■ **Set problem**: Exactly the lines from the line containing "Read all visible content and emit it as JSON." through the final line of the entries below must be returned, and only those, without pictures.

Extracted data entries:
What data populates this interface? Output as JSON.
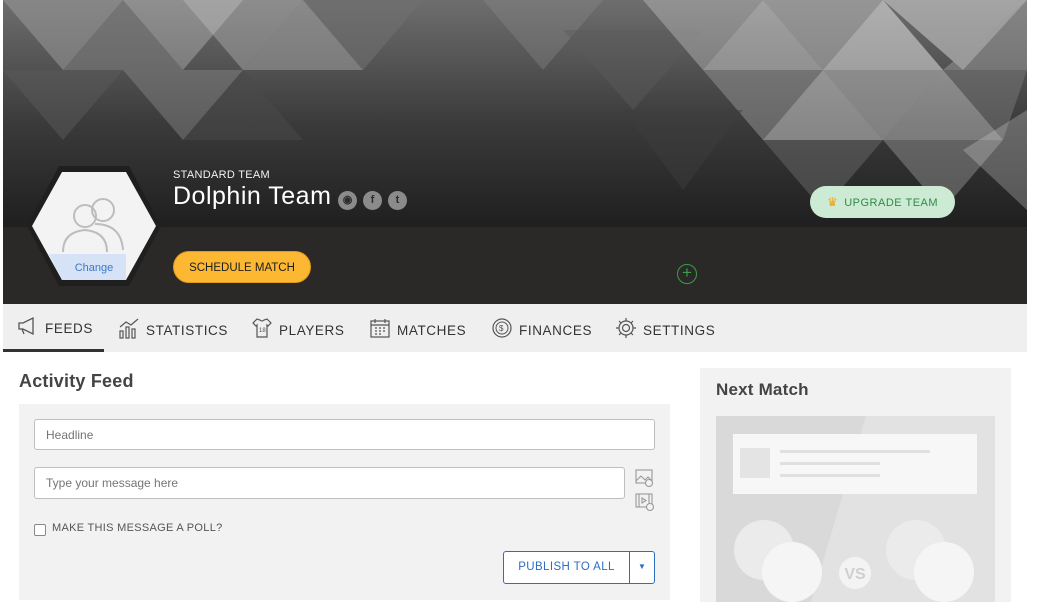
{
  "team": {
    "type_label": "STANDARD TEAM",
    "name": "Dolphin Team",
    "avatar_change_label": "Change"
  },
  "social_icons": [
    "globe-icon",
    "facebook-icon",
    "twitter-icon"
  ],
  "buttons": {
    "upgrade": "UPGRADE TEAM",
    "schedule": "SCHEDULE MATCH",
    "publish": "PUBLISH TO ALL"
  },
  "tabs": [
    {
      "label": "FEEDS",
      "icon": "megaphone-icon",
      "active": true
    },
    {
      "label": "STATISTICS",
      "icon": "bar-chart-icon",
      "active": false
    },
    {
      "label": "PLAYERS",
      "icon": "jersey-icon",
      "active": false
    },
    {
      "label": "MATCHES",
      "icon": "calendar-icon",
      "active": false
    },
    {
      "label": "FINANCES",
      "icon": "coin-icon",
      "active": false
    },
    {
      "label": "SETTINGS",
      "icon": "gear-icon",
      "active": false
    }
  ],
  "feed": {
    "title": "Activity Feed",
    "headline_placeholder": "Headline",
    "message_placeholder": "Type your message here",
    "poll_label": "MAKE THIS MESSAGE A POLL?"
  },
  "next_match": {
    "title": "Next Match",
    "vs_label": "VS"
  },
  "colors": {
    "accent_yellow": "#fdb833",
    "upgrade_green": "#cdebd4",
    "link_blue": "#2c6fc2"
  }
}
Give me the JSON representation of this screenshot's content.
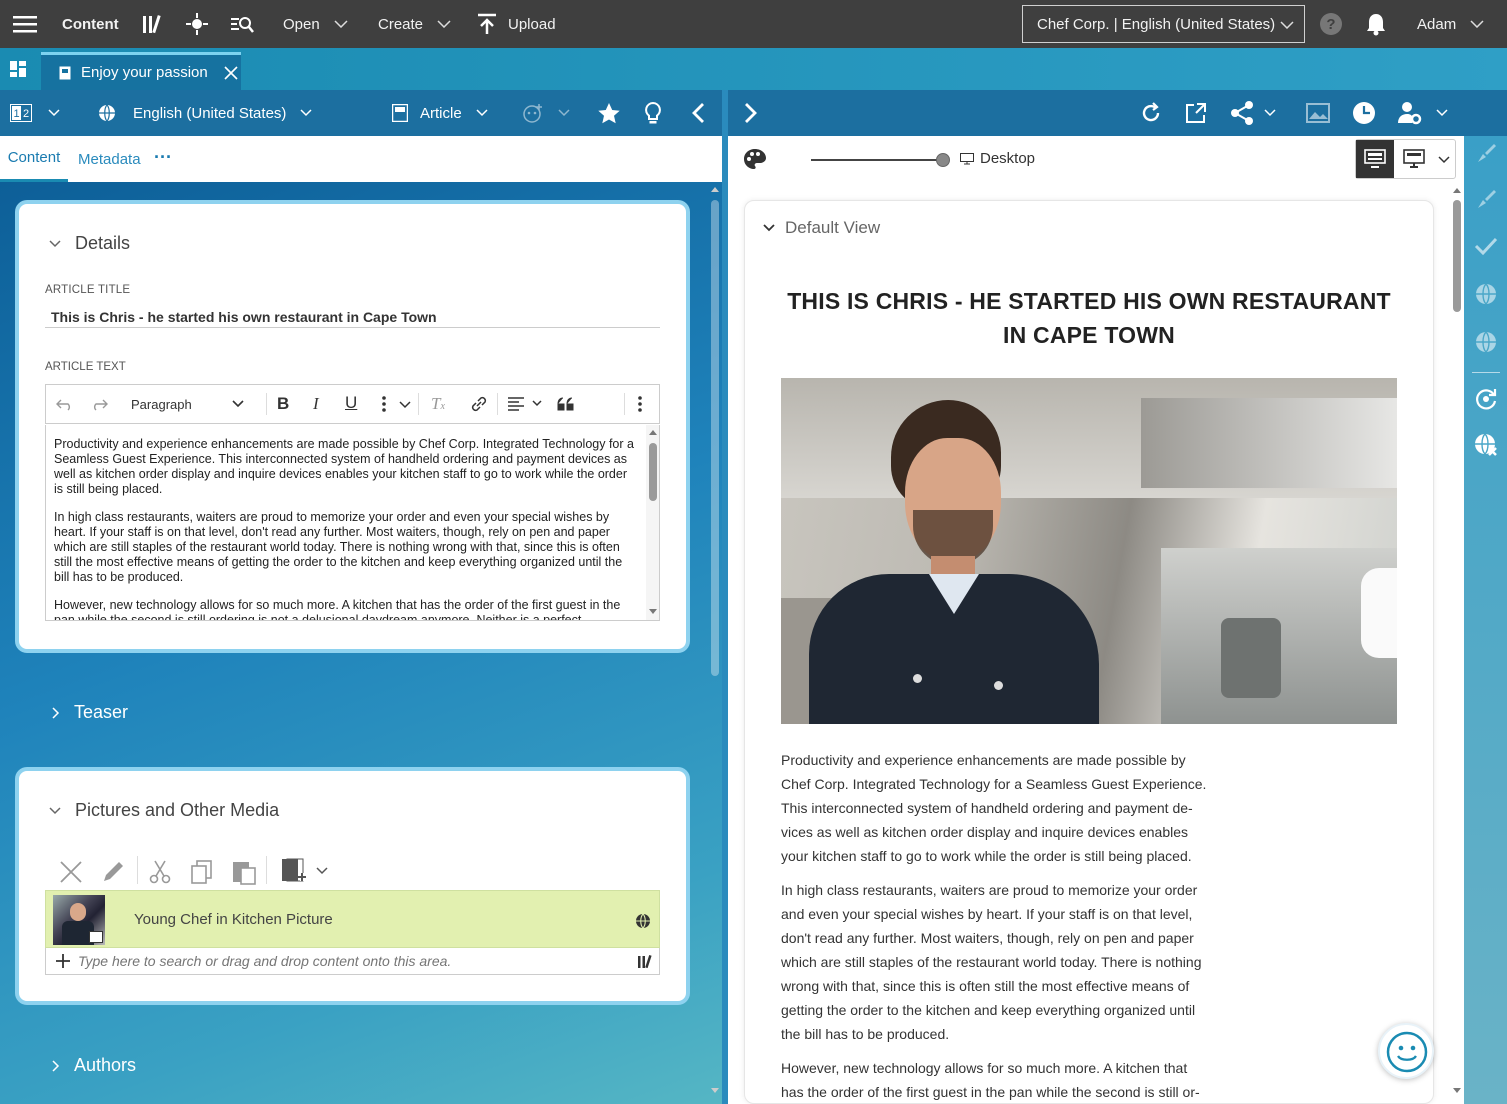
{
  "topbar": {
    "menu_icon": "hamburger-icon",
    "app_label": "Content",
    "open_label": "Open",
    "create_label": "Create",
    "upload_label": "Upload",
    "site_selector": "Chef Corp. | English (United States)",
    "user": "Adam"
  },
  "tabs": [
    {
      "label": "Enjoy your passion"
    }
  ],
  "left_toolbar": {
    "locale": "English (United States)",
    "doc_type": "Article"
  },
  "subtabs": {
    "content": "Content",
    "metadata": "Metadata",
    "more": "···"
  },
  "details": {
    "title": "Details",
    "article_title_label": "ARTICLE TITLE",
    "article_title_value": "This is Chris - he started his own restaurant in Cape Town",
    "article_text_label": "ARTICLE TEXT",
    "paragraph_style": "Paragraph",
    "paragraphs": [
      "Productivity and experience enhancements are made possible by Chef Corp. Integrated Technology for a Seamless Guest Experience. This interconnected system of handheld ordering and payment devices as well as kitchen order display and inquire devices enables your kitchen staff to go to work while the order is still being placed.",
      "In high class restaurants, waiters are proud to memorize your order and even your special wishes by heart. If your staff is on that level, don't read any further. Most waiters, though, rely on pen and paper which are still staples of the restaurant world today. There is nothing wrong with that, since this is often still the most effective means of getting the order to the kitchen and keep everything organized until the bill has to be produced.",
      "However, new technology allows for so much more. A kitchen that has the order of the first guest in the pan while the second is still ordering is not a delusional daydream anymore. Neither is a perfect"
    ]
  },
  "teaser": {
    "title": "Teaser"
  },
  "media": {
    "title": "Pictures and Other Media",
    "item_label": "Young Chef in Kitchen Picture",
    "search_placeholder": "Type here to search or drag and drop content onto this area."
  },
  "authors": {
    "title": "Authors"
  },
  "preview": {
    "device_label": "Desktop",
    "view_title": "Default View",
    "headline": "THIS IS CHRIS - HE STARTED HIS OWN RESTAURANT IN CAPE TOWN",
    "paragraphs": [
      "Productivity and experience enhancements are made possible by Chef Corp. Integrated Technology for a Seamless Guest Experience. This interconnected system of handheld ordering and payment de-vices as well as kitchen order display and inquire devices enables your kitchen staff to go to work while the order is still being placed.",
      "In high class restaurants, waiters are proud to memorize your order and even your special wishes by heart. If your staff is on that level, don't read any further. Most waiters, though, rely on pen and paper which are still staples of the restaurant world today. There is nothing wrong with that, since this is often still the most effective means of getting the order to the kitchen and keep everything organized until the bill has to be produced.",
      "However, new technology allows for so much more. A kitchen that has the order of the first guest in the pan while the second is still or-"
    ]
  },
  "colors": {
    "topbar": "#3f3f3f",
    "tabbar": "#1a8bb2",
    "toolbar": "#1c6fa0",
    "accent": "#1a8bb2",
    "media_item_bg": "#e2f0b0"
  }
}
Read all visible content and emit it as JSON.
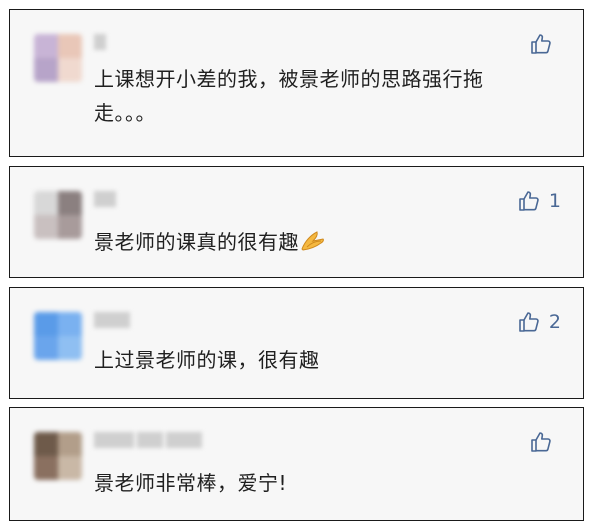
{
  "comments": [
    {
      "text_line1": "上课想开小差的我，被景老师的思路强行拖",
      "text_line2": "走。。。",
      "like_count": "",
      "avatar_colors": [
        "#c8b4d6",
        "#e9c7b8",
        "#b7a4c9",
        "#f0d9cf"
      ]
    },
    {
      "text_line1": "景老师的课真的很有趣",
      "like_count": "1",
      "emoji": "clapping-hands-emoji",
      "avatar_colors": [
        "#d8d8d8",
        "#8b8080",
        "#c9c0c0",
        "#a89b9b"
      ]
    },
    {
      "text_line1": "上过景老师的课，很有趣",
      "like_count": "2",
      "avatar_colors": [
        "#5a9be8",
        "#7ab1f0",
        "#6aa5ec",
        "#8fbff2"
      ]
    },
    {
      "text_line1": "景老师非常棒，爱宁!",
      "like_count": "",
      "avatar_colors": [
        "#6e5a4a",
        "#b29e8a",
        "#8a7060",
        "#c9b8a6"
      ]
    }
  ],
  "colors": {
    "accent": "#4a6895",
    "card_bg": "#f7f7f7",
    "border": "#1a1a1a"
  },
  "icons": {
    "like": "thumbs-up-icon"
  }
}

■ **Result for this exercise**:
Read all visible content and emit it as JSON.
{
  "comments": [
    {
      "text_line1": "上课想开小差的我，被景老师的思路强行拖",
      "text_line2": "走。。。",
      "like_count": "",
      "avatar_colors": [
        "#c8b4d6",
        "#e9c7b8",
        "#b7a4c9",
        "#f0d9cf"
      ]
    },
    {
      "text_line1": "景老师的课真的很有趣",
      "like_count": "1",
      "emoji": "clapping-hands-emoji",
      "avatar_colors": [
        "#d8d8d8",
        "#8b8080",
        "#c9c0c0",
        "#a89b9b"
      ]
    },
    {
      "text_line1": "上过景老师的课，很有趣",
      "like_count": "2",
      "avatar_colors": [
        "#5a9be8",
        "#7ab1f0",
        "#6aa5ec",
        "#8fbff2"
      ]
    },
    {
      "text_line1": "景老师非常棒，爱宁!",
      "like_count": "",
      "avatar_colors": [
        "#6e5a4a",
        "#b29e8a",
        "#8a7060",
        "#c9b8a6"
      ]
    }
  ],
  "colors": {
    "accent": "#4a6895",
    "card_bg": "#f7f7f7",
    "border": "#1a1a1a"
  },
  "icons": {
    "like": "thumbs-up-icon"
  }
}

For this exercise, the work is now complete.